---------- TASK INPUTS

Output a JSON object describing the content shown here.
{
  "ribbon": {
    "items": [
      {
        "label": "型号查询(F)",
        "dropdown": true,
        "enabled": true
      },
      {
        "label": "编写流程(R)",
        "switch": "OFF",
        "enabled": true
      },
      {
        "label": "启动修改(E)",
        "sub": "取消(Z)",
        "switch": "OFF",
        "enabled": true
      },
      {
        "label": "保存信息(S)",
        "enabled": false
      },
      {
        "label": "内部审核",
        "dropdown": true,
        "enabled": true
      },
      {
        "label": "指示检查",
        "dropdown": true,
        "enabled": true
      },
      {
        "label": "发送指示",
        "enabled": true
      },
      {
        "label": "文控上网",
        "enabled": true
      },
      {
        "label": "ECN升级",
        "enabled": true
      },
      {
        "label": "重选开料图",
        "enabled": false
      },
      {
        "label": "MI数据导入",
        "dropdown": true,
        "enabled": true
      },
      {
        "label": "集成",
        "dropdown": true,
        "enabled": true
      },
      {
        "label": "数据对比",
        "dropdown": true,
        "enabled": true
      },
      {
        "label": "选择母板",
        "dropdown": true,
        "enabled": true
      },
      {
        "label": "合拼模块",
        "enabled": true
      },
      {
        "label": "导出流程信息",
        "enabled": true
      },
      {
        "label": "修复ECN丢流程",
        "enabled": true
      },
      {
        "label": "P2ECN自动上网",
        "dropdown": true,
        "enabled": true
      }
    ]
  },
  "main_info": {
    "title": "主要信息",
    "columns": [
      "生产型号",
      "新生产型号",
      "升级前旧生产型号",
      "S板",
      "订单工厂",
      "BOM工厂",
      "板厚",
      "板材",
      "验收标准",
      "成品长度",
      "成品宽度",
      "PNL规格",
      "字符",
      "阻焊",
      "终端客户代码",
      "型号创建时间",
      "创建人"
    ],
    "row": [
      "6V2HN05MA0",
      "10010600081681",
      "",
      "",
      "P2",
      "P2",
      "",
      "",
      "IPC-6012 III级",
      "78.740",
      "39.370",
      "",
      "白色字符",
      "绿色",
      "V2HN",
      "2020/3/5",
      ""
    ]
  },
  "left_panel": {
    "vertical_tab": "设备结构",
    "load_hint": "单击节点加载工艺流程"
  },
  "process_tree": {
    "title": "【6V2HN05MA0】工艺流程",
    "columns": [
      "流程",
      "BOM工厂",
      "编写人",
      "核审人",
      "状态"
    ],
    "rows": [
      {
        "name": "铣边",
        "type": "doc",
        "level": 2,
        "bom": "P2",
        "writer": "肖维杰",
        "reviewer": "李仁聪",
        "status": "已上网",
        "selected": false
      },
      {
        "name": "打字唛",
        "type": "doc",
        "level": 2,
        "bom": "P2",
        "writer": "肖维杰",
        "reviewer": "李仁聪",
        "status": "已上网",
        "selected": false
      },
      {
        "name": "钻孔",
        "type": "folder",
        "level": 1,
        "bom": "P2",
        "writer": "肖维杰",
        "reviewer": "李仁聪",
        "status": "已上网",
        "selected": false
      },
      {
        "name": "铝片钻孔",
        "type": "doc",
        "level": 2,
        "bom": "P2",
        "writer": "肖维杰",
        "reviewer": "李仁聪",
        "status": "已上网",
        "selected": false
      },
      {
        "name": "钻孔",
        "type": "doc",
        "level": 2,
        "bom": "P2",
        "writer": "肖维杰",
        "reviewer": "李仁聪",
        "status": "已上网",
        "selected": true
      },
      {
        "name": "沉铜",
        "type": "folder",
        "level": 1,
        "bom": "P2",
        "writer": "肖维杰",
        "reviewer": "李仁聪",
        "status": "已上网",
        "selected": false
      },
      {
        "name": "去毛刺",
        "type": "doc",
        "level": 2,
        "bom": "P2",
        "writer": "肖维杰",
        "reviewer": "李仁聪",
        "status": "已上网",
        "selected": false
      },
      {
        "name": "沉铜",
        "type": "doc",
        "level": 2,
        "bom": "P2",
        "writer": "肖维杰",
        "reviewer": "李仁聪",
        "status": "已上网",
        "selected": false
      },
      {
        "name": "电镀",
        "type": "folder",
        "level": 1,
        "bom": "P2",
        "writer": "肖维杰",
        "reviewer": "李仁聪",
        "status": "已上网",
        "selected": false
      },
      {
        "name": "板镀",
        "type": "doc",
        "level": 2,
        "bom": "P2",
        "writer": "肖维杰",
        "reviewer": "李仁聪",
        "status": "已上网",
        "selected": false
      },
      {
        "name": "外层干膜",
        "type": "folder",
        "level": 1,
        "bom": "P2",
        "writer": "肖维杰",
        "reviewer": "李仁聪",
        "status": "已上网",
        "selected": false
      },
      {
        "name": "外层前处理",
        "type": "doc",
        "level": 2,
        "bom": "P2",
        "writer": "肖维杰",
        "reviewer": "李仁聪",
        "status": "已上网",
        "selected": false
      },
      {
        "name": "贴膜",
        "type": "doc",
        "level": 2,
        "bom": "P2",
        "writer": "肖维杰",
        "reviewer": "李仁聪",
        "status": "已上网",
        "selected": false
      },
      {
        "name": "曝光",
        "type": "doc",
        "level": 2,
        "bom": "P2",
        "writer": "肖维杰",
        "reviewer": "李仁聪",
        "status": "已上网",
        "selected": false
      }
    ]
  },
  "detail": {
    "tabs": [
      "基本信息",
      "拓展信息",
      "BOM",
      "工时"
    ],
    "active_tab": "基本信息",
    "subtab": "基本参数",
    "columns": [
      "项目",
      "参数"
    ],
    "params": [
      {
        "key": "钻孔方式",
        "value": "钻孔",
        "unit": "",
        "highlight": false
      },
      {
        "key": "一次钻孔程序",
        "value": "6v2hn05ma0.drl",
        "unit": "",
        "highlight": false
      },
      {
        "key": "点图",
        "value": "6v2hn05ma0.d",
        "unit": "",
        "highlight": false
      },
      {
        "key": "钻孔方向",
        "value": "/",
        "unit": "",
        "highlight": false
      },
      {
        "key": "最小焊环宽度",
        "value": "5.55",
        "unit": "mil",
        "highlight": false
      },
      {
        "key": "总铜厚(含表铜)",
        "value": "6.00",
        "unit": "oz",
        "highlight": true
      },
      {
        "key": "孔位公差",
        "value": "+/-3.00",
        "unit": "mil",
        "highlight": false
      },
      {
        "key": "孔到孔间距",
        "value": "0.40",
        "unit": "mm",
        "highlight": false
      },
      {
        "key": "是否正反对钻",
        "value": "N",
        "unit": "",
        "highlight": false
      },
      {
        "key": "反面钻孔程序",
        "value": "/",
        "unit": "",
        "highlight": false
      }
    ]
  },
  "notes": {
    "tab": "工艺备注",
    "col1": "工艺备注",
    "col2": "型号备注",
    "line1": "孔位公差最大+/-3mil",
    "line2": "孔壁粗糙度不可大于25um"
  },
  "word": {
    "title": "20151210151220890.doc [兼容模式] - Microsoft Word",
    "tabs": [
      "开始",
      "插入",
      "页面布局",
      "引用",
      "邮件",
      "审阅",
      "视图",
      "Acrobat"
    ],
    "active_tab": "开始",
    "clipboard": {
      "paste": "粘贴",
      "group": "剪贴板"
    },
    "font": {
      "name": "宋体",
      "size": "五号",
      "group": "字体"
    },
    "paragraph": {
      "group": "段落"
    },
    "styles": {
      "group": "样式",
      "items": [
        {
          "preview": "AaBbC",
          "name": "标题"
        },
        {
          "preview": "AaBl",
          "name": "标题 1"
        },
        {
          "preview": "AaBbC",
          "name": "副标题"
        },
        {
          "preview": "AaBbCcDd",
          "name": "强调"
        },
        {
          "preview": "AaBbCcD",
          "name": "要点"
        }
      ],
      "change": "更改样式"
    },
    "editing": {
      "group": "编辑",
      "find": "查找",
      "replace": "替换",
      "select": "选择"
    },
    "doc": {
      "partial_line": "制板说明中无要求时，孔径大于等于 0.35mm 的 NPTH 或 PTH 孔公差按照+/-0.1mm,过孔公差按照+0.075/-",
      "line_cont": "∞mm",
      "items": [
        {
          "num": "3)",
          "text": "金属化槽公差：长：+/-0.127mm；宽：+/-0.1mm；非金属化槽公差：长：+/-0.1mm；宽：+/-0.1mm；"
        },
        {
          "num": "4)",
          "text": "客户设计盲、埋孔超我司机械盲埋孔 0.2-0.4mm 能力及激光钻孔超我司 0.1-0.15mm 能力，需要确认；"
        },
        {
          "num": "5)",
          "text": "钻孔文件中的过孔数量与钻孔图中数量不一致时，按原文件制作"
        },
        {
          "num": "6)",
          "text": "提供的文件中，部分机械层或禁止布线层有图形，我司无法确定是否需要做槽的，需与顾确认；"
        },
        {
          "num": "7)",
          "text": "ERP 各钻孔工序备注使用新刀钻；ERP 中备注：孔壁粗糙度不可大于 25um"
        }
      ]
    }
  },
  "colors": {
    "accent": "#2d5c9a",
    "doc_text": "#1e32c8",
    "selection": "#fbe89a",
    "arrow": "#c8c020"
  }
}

--------------------

DIRECTIVE | Gather all the lines that include the word "value" and copy them out.

REPLY |
        "value": "钻孔",
        "value": "6v2hn05ma0.drl",
        "value": "6v2hn05ma0.d",
        "value": "/",
        "value": "5.55",
        "value": "6.00",
        "value": "+/-3.00",
        "value": "0.40",
        "value": "N",
        "value": "/",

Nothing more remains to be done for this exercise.